Give the material once more, word for word, without any images.

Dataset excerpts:
## BEGIN
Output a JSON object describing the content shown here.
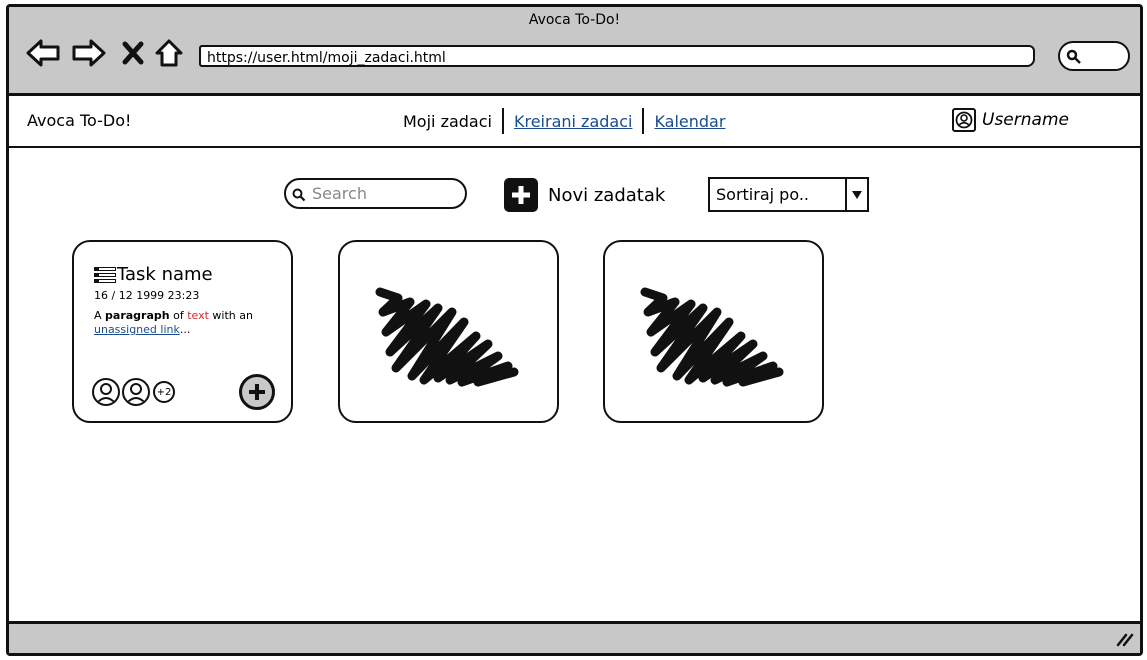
{
  "window": {
    "title": "Avoca To-Do!"
  },
  "browser": {
    "url": "https://user.html/moji_zadaci.html"
  },
  "nav": {
    "brand": "Avoca To-Do!",
    "items": [
      {
        "label": "Moji zadaci"
      },
      {
        "label": "Kreirani zadaci"
      },
      {
        "label": "Kalendar"
      }
    ],
    "username": "Username"
  },
  "toolbar": {
    "search_placeholder": "Search",
    "new_task_label": "Novi zadatak",
    "sort_label": "Sortiraj po.."
  },
  "tasks": [
    {
      "name": "Task name",
      "date": "16 / 12 1999 23:23",
      "desc_prefix": "A ",
      "desc_bold": "paragraph",
      "desc_of": " of ",
      "desc_red": "text",
      "desc_with": " with an",
      "desc_link": "unassigned link",
      "desc_ellipsis": "...",
      "extra_members": "+2"
    }
  ],
  "icons": {
    "back": "back-arrow-icon",
    "forward": "forward-arrow-icon",
    "stop": "close-icon",
    "home": "home-icon",
    "search": "search-icon",
    "user": "user-icon",
    "add": "plus-icon",
    "sort": "chevron-down-icon",
    "task": "list-icon",
    "placeholder": "scribble-image-icon",
    "resize": "resize-handle-icon"
  }
}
## END
-- CORRECT RESPONSE --
Output a JSON object describing the content shown here.
{
  "window": {
    "title": "Avoca To-Do!"
  },
  "browser": {
    "url": "https://user.html/moji_zadaci.html"
  },
  "nav": {
    "brand": "Avoca To-Do!",
    "items": [
      {
        "label": "Moji zadaci"
      },
      {
        "label": "Kreirani zadaci"
      },
      {
        "label": "Kalendar"
      }
    ],
    "username": "Username"
  },
  "toolbar": {
    "search_placeholder": "Search",
    "new_task_label": "Novi zadatak",
    "sort_label": "Sortiraj po.."
  },
  "tasks": [
    {
      "name": "Task name",
      "date": "16 / 12 1999 23:23",
      "desc_prefix": "A ",
      "desc_bold": "paragraph",
      "desc_of": " of ",
      "desc_red": "text",
      "desc_with": " with an",
      "desc_link": "unassigned link",
      "desc_ellipsis": "...",
      "extra_members": "+2"
    }
  ],
  "icons": {
    "back": "back-arrow-icon",
    "forward": "forward-arrow-icon",
    "stop": "close-icon",
    "home": "home-icon",
    "search": "search-icon",
    "user": "user-icon",
    "add": "plus-icon",
    "sort": "chevron-down-icon",
    "task": "list-icon",
    "placeholder": "scribble-image-icon",
    "resize": "resize-handle-icon"
  }
}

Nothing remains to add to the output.